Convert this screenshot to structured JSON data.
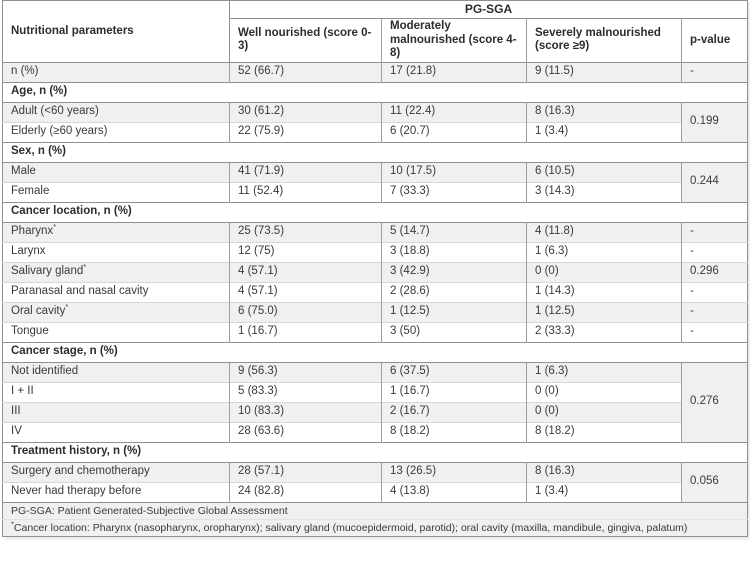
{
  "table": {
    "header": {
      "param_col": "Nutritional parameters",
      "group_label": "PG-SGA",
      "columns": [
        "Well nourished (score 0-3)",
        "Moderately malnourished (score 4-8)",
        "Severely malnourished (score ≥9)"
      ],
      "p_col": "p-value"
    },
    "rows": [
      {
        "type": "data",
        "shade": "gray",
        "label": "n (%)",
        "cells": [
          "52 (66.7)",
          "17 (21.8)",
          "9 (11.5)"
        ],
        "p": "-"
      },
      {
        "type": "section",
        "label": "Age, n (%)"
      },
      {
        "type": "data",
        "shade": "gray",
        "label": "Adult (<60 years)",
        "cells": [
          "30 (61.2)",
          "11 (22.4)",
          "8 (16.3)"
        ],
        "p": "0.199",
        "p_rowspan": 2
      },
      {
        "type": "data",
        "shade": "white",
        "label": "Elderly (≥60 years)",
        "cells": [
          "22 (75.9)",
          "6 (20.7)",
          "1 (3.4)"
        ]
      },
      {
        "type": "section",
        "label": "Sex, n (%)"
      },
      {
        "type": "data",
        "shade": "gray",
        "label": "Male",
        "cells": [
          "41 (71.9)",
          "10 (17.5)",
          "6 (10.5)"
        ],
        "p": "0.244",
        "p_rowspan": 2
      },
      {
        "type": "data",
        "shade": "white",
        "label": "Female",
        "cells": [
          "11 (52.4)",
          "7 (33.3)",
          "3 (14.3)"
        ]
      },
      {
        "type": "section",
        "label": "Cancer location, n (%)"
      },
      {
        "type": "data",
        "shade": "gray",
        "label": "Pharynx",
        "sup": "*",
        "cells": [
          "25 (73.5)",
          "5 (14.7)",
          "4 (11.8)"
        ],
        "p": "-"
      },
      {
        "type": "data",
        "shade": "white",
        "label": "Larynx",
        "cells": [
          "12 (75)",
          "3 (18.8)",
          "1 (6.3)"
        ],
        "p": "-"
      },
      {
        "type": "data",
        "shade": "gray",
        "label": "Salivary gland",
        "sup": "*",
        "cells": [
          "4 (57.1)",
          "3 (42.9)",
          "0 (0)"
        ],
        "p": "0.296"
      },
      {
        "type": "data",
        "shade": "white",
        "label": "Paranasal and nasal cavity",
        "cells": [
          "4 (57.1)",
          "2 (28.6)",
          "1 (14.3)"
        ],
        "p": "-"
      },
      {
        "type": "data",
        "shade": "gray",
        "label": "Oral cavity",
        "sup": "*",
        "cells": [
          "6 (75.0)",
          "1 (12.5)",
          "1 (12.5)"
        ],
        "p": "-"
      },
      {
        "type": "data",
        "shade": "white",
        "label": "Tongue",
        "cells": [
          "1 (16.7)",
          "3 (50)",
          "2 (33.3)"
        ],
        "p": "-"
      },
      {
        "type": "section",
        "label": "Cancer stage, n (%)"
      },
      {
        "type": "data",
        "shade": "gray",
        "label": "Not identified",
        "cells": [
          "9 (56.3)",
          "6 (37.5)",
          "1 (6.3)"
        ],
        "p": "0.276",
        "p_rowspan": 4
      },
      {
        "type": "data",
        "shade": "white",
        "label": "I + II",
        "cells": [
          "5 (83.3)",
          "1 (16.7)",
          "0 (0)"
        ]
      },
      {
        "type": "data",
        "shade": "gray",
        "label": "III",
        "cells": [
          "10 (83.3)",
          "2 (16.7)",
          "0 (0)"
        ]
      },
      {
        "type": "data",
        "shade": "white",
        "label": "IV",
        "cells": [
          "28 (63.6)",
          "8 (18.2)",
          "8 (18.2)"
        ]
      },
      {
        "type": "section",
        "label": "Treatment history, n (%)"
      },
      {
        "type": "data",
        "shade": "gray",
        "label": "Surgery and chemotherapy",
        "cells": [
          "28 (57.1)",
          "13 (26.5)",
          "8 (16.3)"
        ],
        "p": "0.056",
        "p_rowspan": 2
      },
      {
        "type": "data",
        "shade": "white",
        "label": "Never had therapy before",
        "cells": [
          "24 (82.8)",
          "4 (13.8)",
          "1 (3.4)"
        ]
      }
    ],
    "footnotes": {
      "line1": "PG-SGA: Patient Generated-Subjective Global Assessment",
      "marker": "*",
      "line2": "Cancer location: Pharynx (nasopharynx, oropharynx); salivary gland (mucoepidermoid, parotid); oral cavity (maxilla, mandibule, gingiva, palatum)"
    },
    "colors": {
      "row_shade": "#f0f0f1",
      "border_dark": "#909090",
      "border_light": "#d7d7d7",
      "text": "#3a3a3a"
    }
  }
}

--

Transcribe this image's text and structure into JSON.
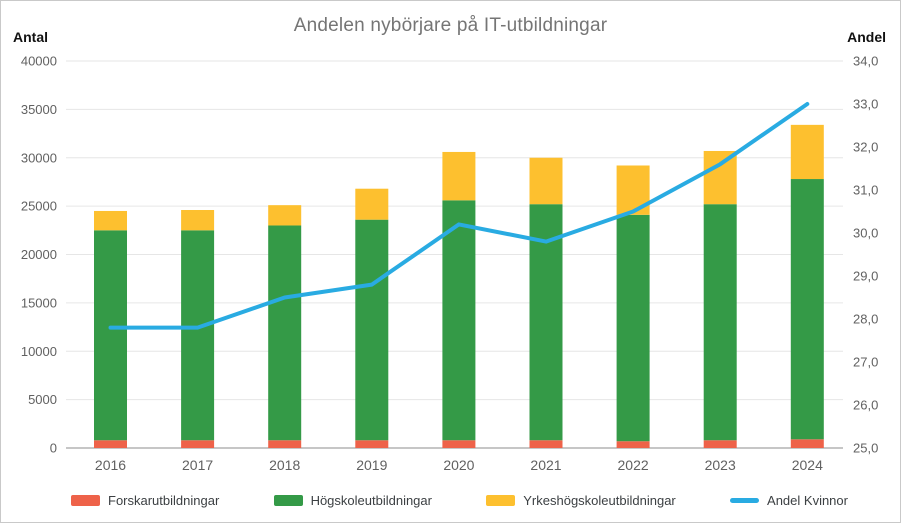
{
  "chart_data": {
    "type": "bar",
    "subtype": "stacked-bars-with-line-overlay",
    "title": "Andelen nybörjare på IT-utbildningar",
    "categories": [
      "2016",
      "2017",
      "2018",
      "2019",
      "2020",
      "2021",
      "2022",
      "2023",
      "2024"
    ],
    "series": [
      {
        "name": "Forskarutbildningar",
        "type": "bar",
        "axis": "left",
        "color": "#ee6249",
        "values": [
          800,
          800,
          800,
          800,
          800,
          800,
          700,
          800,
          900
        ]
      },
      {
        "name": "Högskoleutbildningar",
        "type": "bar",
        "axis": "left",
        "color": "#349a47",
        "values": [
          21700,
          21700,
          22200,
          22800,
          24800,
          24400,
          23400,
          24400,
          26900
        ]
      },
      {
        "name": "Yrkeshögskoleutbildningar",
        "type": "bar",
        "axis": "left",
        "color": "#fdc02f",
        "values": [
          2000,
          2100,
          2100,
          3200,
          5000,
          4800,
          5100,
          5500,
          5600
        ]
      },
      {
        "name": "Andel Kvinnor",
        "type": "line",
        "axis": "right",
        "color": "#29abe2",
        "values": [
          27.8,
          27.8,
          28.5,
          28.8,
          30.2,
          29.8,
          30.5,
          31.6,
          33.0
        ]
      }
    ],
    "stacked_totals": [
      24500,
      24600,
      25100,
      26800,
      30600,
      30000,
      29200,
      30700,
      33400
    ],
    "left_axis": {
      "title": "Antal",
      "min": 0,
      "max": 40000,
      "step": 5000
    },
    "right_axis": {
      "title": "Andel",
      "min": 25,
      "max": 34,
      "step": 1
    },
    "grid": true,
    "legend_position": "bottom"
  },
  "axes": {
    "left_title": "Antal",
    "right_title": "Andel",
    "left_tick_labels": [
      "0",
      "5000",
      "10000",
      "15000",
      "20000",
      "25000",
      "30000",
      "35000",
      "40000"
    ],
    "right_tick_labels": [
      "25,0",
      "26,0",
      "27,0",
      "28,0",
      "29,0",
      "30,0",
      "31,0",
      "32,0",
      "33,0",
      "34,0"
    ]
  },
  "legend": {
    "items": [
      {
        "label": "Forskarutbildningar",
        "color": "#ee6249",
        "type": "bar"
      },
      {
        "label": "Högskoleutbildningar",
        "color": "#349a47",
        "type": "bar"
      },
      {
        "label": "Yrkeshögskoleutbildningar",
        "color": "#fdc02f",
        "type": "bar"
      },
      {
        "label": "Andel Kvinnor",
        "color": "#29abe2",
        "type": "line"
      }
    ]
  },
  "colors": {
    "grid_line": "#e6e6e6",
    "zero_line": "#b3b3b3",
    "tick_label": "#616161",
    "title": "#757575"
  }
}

> Instructions for the task:
Extract from the data every line where "Pharynx" shows up.

> Output of the exercise:
        "label": "Pharynx",
      "line2": "Cancer location: Pharynx (nasopharynx, oropharynx); salivary gland (mucoepidermoid, parotid); oral cavity (maxilla, mandibule, gingiva, palatum)"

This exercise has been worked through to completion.